>> Begin

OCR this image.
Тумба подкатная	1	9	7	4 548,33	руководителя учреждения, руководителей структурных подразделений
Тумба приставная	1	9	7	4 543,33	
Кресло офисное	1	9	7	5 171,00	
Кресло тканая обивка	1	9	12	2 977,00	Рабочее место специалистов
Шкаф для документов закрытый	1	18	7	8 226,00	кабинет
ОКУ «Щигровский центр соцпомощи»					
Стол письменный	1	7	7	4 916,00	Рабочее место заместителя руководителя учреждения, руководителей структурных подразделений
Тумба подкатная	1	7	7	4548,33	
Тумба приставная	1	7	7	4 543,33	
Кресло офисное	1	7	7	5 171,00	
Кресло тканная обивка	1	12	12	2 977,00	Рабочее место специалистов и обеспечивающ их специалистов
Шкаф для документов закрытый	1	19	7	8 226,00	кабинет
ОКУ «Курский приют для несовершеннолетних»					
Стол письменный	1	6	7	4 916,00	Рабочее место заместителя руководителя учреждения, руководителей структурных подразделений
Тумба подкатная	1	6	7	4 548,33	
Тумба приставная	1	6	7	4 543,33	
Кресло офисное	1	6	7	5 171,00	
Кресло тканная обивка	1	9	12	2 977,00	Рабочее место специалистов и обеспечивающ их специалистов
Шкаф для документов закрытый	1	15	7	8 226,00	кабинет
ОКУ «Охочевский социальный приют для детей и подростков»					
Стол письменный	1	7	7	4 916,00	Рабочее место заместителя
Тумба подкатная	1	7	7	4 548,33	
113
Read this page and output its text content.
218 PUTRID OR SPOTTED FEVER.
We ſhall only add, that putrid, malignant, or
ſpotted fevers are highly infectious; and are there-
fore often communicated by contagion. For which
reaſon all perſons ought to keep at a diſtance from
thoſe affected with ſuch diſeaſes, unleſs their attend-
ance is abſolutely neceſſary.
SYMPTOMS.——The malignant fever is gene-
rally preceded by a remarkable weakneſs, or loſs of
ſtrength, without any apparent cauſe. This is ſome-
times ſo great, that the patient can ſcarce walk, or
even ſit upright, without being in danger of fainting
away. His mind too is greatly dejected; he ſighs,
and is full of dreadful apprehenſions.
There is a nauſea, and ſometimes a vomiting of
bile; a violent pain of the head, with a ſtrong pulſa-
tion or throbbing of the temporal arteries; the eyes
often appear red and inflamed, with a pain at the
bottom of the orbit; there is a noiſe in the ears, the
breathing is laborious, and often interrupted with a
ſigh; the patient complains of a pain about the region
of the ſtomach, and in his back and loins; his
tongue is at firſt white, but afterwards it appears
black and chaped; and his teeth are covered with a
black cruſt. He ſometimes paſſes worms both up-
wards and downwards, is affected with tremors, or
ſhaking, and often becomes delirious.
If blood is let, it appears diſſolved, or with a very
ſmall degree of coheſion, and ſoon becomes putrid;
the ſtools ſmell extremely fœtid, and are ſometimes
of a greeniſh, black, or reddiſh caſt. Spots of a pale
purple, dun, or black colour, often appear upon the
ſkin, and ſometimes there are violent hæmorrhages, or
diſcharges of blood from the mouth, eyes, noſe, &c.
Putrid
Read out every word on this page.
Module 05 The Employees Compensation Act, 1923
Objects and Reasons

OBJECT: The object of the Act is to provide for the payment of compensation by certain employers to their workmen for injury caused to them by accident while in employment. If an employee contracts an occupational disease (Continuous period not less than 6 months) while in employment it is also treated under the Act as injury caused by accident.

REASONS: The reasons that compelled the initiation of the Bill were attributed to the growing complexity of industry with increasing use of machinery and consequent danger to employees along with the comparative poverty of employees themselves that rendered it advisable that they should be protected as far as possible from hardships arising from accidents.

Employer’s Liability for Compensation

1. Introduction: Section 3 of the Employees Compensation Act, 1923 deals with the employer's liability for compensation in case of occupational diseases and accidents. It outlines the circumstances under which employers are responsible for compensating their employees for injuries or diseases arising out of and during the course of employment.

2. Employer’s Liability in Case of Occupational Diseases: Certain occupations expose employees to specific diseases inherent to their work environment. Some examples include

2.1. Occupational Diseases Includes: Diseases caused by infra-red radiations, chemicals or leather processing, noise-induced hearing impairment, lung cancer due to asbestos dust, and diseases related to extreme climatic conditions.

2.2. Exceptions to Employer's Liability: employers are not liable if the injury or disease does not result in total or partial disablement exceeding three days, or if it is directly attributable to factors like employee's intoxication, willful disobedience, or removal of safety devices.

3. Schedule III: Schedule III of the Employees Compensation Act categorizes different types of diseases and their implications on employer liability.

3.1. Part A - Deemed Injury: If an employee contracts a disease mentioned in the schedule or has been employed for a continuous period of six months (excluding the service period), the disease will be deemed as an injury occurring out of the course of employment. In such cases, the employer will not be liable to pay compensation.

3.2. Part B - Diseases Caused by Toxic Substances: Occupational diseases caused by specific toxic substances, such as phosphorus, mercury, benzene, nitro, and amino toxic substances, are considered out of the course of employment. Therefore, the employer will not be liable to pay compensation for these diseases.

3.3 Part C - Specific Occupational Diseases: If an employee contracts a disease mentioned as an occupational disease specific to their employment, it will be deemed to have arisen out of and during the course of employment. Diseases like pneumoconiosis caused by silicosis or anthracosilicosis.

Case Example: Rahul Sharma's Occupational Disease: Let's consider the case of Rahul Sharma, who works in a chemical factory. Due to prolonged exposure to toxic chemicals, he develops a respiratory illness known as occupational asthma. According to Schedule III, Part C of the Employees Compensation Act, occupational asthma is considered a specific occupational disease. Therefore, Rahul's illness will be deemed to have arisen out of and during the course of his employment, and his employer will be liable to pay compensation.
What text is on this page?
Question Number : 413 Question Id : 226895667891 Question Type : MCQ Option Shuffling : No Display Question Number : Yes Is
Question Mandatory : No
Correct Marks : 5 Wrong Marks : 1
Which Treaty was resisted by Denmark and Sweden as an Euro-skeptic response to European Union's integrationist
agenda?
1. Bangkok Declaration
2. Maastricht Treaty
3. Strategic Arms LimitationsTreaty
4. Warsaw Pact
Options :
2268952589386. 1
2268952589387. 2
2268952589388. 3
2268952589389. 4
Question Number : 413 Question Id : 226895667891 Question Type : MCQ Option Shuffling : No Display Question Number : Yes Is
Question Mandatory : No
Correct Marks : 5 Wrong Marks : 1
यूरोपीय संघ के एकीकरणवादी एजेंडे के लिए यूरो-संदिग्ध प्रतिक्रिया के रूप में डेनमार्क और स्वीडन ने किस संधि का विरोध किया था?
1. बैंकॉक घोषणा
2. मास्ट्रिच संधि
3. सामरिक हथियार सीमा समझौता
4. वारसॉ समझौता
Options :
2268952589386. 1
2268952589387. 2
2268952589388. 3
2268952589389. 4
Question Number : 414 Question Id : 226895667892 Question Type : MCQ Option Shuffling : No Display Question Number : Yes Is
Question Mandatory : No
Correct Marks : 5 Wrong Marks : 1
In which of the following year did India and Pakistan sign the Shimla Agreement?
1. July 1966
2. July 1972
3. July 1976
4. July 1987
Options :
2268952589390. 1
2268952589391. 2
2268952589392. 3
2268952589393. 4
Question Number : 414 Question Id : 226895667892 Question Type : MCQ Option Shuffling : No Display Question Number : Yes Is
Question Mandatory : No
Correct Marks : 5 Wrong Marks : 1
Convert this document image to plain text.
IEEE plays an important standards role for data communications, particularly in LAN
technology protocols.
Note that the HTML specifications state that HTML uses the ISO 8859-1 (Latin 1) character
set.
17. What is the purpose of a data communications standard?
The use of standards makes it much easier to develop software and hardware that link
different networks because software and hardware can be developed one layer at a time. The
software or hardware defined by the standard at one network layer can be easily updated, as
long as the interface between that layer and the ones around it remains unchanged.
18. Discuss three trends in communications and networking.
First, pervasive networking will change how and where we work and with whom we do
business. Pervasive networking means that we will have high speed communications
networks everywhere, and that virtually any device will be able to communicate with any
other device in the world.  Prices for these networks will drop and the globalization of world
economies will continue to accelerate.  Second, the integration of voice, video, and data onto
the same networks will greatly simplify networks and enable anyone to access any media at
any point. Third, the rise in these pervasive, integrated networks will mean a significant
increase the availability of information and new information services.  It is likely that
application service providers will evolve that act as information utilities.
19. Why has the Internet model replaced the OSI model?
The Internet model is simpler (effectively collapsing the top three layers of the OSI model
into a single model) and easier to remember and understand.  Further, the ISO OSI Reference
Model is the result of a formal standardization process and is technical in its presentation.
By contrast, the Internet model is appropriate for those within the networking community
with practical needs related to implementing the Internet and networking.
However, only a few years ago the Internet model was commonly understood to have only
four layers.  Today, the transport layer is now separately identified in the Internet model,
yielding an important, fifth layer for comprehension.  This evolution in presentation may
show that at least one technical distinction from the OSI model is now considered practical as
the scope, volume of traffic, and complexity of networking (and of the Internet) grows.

>> End

## WRITTEN PROBLEM
In the listing above, how many lines hold the word "Шкаф"? Give the number and nothing more.

## EXERCISE SOLUTION
3